What you should do: Read the lines below. Copy out any that hold the string "color".

====== Information shown ======

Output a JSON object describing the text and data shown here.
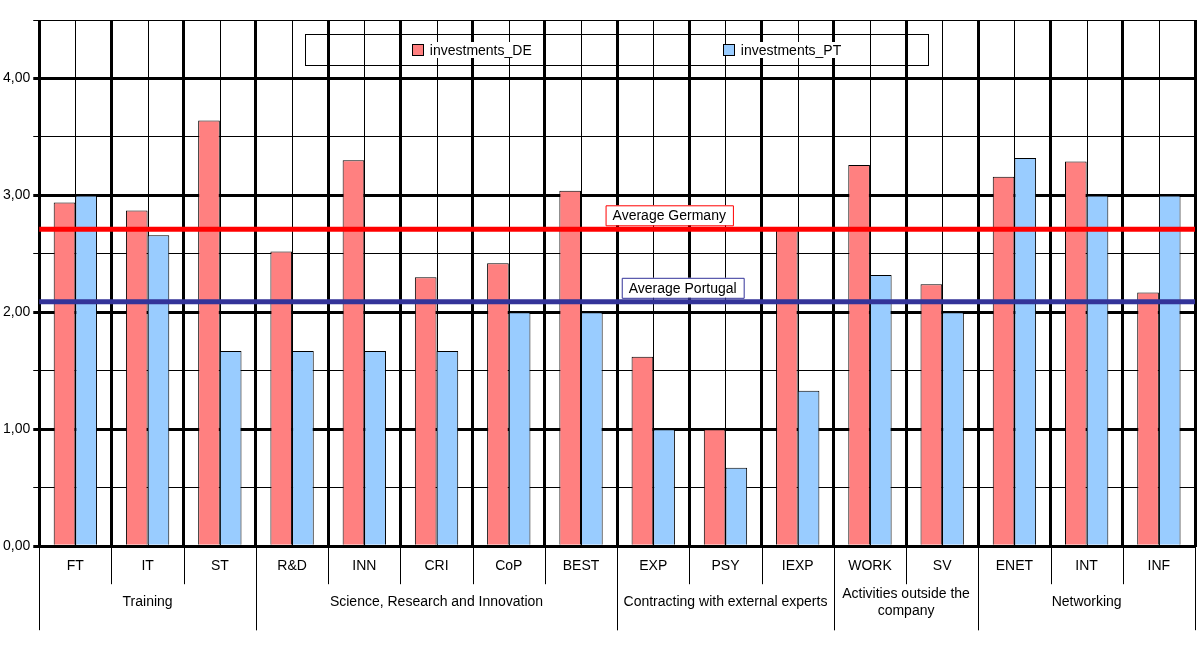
{
  "chart_data": {
    "type": "bar",
    "categories": [
      "FT",
      "IT",
      "ST",
      "R&D",
      "INN",
      "CRI",
      "CoP",
      "BEST",
      "EXP",
      "PSY",
      "IEXP",
      "WORK",
      "SV",
      "ENET",
      "INT",
      "INF"
    ],
    "series": [
      {
        "name": "investments_DE",
        "color": "#ff8080",
        "values": [
          2.94,
          2.87,
          3.64,
          2.52,
          3.3,
          2.3,
          2.42,
          3.04,
          1.62,
          1.0,
          2.72,
          3.26,
          2.24,
          3.16,
          3.29,
          2.17
        ]
      },
      {
        "name": "investments_PT",
        "color": "#99ccff",
        "values": [
          3.0,
          2.66,
          1.67,
          1.67,
          1.67,
          1.67,
          2.0,
          2.0,
          1.0,
          0.67,
          1.33,
          2.32,
          2.0,
          3.32,
          3.0,
          3.0
        ]
      }
    ],
    "ylim": [
      0,
      4.5
    ],
    "yticks": [
      {
        "value": 0,
        "label": "0,00"
      },
      {
        "value": 0.5,
        "label": null
      },
      {
        "value": 1,
        "label": "1,00"
      },
      {
        "value": 1.5,
        "label": null
      },
      {
        "value": 2,
        "label": "2,00"
      },
      {
        "value": 2.5,
        "label": null
      },
      {
        "value": 3,
        "label": "3,00"
      },
      {
        "value": 3.5,
        "label": null
      },
      {
        "value": 4,
        "label": "4,00"
      },
      {
        "value": 4.5,
        "label": null
      }
    ],
    "ref_lines": [
      {
        "axis": "y",
        "value": 2.71,
        "label": "Average Germany",
        "color": "#ff0000"
      },
      {
        "axis": "y",
        "value": 2.09,
        "label": "Average Portugal",
        "color": "#333399"
      }
    ],
    "annotations": [
      "Training",
      "Science, Research and Innovation",
      "Contracting with external experts",
      "Activities outside the company",
      "Networking"
    ],
    "grid": true,
    "legend": "top"
  }
}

======

Completed task:
        "color": "#ff8080",
        "color": "#99ccff",
        "color": "#ff0000"
        "color": "#333399"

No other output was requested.